> WRITTEN PROBLEM:
Can you update the records below so that "10 hours ago" becomes "2 hours ago" everywhere it occurs, with every other line and character kept the same?

> EXERCISE DATA:
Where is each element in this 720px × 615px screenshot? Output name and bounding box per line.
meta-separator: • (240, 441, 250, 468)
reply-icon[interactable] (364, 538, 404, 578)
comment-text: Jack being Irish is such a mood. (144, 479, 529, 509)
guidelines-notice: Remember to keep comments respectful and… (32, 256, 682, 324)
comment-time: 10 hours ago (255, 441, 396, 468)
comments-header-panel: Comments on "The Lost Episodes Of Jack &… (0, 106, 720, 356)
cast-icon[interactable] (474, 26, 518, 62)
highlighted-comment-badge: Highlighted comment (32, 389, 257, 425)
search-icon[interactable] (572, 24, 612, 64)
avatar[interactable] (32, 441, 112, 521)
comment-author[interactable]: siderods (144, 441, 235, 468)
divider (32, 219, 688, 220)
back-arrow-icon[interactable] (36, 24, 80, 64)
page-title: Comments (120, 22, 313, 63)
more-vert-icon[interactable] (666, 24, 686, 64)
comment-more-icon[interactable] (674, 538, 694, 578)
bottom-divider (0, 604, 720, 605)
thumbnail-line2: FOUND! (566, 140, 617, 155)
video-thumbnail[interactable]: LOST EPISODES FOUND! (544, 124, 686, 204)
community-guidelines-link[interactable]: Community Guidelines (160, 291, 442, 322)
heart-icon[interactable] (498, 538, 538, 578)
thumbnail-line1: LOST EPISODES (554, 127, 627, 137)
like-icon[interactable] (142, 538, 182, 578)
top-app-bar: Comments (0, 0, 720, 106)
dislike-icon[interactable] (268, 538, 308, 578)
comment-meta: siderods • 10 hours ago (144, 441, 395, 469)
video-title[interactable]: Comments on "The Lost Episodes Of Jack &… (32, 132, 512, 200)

> TASK OUTPUT:
Where is each element in this 720px × 615px screenshot? Output name and bounding box per line.
meta-separator: • (240, 441, 250, 468)
reply-icon[interactable] (364, 538, 404, 578)
comment-text: Jack being Irish is such a mood. (144, 479, 529, 509)
guidelines-notice: Remember to keep comments respectful and… (32, 256, 682, 324)
comment-time: 2 hours ago (255, 441, 396, 468)
comments-header-panel: Comments on "The Lost Episodes Of Jack &… (0, 106, 720, 356)
cast-icon[interactable] (474, 26, 518, 62)
highlighted-comment-badge: Highlighted comment (32, 389, 257, 425)
search-icon[interactable] (572, 24, 612, 64)
avatar[interactable] (32, 441, 112, 521)
comment-author[interactable]: siderods (144, 441, 235, 468)
divider (32, 219, 688, 220)
back-arrow-icon[interactable] (36, 24, 80, 64)
page-title: Comments (120, 22, 313, 63)
more-vert-icon[interactable] (666, 24, 686, 64)
comment-more-icon[interactable] (674, 538, 694, 578)
bottom-divider (0, 604, 720, 605)
thumbnail-line2: FOUND! (566, 140, 617, 155)
video-thumbnail[interactable]: LOST EPISODES FOUND! (544, 124, 686, 204)
community-guidelines-link[interactable]: Community Guidelines (160, 291, 442, 322)
heart-icon[interactable] (498, 538, 538, 578)
thumbnail-line1: LOST EPISODES (554, 127, 627, 137)
like-icon[interactable] (142, 538, 182, 578)
top-app-bar: Comments (0, 0, 720, 106)
dislike-icon[interactable] (268, 538, 308, 578)
comment-meta: siderods • 2 hours ago (144, 441, 395, 469)
video-title[interactable]: Comments on "The Lost Episodes Of Jack &… (32, 132, 512, 200)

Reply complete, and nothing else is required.